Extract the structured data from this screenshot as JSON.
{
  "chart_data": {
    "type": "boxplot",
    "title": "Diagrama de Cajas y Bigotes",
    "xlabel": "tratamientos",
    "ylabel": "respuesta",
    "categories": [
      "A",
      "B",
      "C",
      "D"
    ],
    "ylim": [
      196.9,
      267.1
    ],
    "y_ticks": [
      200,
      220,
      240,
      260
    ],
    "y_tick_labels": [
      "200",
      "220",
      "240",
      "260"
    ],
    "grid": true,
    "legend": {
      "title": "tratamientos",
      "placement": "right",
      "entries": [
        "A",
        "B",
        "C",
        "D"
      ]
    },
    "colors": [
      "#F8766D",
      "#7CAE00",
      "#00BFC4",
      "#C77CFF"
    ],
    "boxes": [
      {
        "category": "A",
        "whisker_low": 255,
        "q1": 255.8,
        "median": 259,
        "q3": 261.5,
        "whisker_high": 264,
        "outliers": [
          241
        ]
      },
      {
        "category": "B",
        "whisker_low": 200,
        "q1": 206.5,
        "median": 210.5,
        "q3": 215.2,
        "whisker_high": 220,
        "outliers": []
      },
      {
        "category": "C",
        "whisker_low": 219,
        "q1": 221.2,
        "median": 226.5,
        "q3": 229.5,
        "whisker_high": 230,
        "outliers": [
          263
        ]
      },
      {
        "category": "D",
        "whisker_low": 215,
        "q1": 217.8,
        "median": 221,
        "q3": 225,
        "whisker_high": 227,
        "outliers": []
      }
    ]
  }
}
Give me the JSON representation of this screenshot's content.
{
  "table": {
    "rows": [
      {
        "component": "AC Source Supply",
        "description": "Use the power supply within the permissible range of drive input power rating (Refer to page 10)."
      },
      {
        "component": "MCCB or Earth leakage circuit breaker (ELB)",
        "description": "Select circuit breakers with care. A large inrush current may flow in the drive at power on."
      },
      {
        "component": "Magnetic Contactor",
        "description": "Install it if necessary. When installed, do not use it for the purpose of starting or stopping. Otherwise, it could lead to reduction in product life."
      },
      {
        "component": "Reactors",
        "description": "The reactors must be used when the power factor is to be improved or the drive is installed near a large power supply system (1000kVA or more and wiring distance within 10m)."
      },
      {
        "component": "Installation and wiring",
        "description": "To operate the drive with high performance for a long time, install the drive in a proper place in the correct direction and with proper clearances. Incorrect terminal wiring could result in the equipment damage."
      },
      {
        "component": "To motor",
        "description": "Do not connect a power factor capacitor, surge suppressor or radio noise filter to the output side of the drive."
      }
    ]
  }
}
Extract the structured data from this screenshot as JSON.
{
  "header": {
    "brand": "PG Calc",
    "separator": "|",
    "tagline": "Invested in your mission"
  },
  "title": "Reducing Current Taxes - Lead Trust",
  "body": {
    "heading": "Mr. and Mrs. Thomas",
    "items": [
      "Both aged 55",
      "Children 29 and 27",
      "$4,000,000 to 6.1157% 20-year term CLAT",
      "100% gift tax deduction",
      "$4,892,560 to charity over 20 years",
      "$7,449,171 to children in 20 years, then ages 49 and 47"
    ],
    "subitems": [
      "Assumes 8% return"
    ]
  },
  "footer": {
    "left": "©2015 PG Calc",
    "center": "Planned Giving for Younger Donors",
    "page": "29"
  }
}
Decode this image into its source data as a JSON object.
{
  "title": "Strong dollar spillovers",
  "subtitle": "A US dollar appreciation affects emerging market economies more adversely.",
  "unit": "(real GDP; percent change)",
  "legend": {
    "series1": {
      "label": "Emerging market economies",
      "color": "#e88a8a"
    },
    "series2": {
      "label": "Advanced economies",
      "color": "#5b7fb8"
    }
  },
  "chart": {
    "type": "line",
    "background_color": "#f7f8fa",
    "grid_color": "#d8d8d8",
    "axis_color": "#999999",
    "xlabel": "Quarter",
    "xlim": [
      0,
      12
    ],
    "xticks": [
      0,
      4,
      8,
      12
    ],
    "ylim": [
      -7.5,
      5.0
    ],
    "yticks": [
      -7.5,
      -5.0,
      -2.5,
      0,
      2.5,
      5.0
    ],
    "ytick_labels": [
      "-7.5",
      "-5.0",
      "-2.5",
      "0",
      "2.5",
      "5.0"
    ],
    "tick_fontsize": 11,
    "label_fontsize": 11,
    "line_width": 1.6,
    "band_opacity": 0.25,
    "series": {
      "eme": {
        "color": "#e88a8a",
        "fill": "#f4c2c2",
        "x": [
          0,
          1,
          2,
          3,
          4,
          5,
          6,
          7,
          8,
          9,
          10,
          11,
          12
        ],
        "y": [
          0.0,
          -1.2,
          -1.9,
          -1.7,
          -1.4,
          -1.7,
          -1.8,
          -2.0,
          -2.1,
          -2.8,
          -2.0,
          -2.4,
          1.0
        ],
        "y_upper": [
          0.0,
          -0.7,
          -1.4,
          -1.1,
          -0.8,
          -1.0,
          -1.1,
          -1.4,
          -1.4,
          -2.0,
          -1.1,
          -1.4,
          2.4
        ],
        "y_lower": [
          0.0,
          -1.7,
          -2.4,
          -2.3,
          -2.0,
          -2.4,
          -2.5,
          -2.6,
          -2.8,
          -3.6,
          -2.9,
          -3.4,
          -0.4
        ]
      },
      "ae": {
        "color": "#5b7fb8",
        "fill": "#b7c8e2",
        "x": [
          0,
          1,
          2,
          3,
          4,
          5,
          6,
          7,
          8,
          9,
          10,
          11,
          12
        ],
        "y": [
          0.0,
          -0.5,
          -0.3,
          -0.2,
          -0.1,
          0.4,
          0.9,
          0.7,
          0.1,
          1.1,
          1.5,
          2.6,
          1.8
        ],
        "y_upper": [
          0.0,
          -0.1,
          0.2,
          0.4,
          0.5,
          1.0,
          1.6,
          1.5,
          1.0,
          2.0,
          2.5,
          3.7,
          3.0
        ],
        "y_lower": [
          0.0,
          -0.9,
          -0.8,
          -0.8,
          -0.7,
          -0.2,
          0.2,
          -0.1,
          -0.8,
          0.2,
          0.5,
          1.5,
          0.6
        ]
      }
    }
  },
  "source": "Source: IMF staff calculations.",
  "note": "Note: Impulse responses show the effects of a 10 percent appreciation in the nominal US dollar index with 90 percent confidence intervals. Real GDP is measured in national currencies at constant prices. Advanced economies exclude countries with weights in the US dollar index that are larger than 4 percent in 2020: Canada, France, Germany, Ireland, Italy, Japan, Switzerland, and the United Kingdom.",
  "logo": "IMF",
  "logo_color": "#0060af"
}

+===+

Your answer should be one number: how many lines in the material above contain the string "this".

4